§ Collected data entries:
begin
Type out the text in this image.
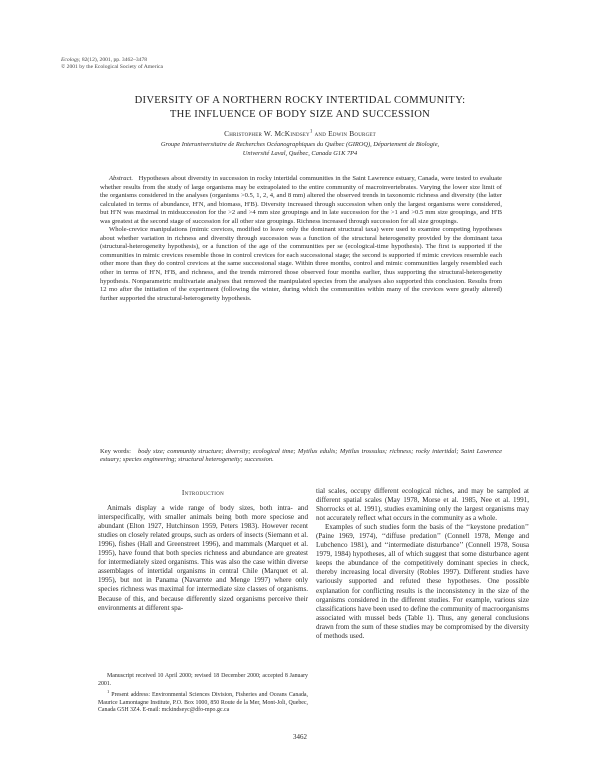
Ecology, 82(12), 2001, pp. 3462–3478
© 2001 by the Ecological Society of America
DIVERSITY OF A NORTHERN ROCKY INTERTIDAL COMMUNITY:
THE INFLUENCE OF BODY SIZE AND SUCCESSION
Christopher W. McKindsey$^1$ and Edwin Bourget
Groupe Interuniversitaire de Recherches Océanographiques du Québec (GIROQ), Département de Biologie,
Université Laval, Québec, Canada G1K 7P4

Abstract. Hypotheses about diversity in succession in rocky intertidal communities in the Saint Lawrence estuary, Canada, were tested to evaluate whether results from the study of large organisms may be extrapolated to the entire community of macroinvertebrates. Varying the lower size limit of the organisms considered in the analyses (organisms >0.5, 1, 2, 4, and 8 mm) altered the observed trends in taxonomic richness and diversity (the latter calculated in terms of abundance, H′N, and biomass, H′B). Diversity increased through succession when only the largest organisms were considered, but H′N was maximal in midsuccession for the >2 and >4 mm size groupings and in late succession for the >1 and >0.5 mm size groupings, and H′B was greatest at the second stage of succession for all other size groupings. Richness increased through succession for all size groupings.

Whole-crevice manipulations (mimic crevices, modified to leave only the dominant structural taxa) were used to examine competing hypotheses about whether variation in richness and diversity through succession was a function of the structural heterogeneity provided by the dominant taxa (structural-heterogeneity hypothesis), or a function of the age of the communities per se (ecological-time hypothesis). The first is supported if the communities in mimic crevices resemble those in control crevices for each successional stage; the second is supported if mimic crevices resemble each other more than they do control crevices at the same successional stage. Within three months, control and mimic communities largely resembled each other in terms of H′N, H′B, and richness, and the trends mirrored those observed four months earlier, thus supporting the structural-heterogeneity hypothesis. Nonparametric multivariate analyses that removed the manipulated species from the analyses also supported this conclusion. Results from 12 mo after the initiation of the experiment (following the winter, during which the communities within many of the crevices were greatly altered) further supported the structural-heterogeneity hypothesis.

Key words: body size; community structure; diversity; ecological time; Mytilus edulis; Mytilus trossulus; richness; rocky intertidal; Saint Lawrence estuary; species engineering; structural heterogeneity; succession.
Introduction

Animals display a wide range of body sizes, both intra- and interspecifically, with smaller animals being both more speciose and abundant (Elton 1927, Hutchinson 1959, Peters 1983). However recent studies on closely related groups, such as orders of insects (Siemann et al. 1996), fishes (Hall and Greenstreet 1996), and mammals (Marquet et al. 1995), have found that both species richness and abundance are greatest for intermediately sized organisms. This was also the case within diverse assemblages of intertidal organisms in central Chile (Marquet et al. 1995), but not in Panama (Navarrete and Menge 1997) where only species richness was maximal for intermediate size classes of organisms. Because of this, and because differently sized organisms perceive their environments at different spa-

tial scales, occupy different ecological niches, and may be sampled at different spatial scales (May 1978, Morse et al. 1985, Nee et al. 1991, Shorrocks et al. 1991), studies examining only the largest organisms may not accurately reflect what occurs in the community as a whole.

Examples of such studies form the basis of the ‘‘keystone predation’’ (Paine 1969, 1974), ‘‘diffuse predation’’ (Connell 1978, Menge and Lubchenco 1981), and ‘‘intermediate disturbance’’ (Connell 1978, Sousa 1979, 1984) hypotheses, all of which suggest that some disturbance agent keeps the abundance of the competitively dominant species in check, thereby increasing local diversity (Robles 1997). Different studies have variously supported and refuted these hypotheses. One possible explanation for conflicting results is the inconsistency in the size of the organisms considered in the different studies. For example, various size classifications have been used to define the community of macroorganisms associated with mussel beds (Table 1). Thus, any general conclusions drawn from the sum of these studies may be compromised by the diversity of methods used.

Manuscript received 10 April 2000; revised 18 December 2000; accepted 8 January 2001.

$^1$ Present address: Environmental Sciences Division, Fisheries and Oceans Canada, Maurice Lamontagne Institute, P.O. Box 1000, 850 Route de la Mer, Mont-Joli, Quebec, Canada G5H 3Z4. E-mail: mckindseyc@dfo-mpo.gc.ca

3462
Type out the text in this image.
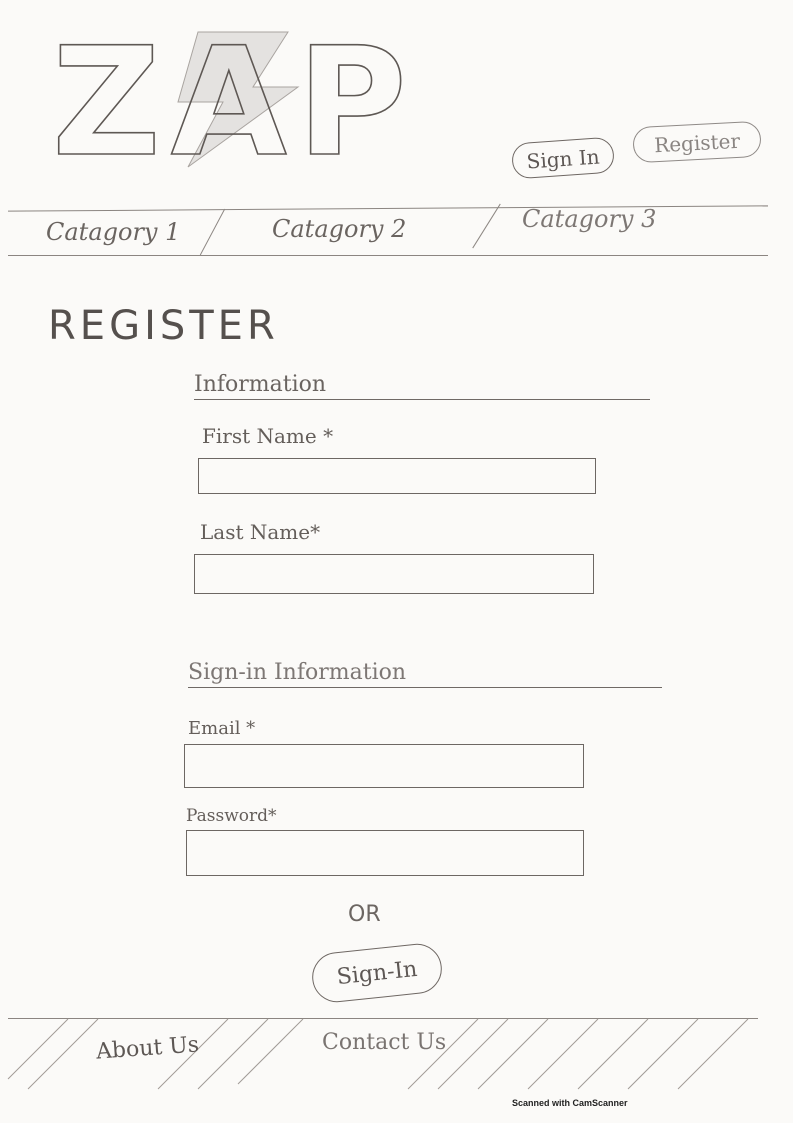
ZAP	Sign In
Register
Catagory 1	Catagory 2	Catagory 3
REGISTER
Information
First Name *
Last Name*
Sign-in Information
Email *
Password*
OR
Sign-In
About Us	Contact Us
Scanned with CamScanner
end
§ PROBLEM TO SOLVE: Copy the lines from the entries above in which the word "Lawrence" appears.

§ FULL RESPONSE:
Abstract. Hypotheses about diversity in succession in rocky intertidal communities in the Saint Lawrence estuary, Canada, were tested to evaluate whether results from the study of large organisms may be extrapolated to the entire community of macroinvertebrates. Varying the lower size limit of the organisms considered in the analyses (organisms >0.5, 1, 2, 4, and 8 mm) altered the observed trends in taxonomic richness and diversity (the latter calculated in terms of abundance, H′N, and biomass, H′B). Diversity increased through succession when only the largest organisms were considered, but H′N was maximal in midsuccession for the >2 and >4 mm size groupings and in late succession for the >1 and >0.5 mm size groupings, and H′B was greatest at the second stage of succession for all other size groupings. Richness increased through succession for all size groupings.
Key words: body size; community structure; diversity; ecological time; Mytilus edulis; Mytilus trossulus; richness; rocky intertidal; Saint Lawrence estuary; species engineering; structural heterogeneity; succession.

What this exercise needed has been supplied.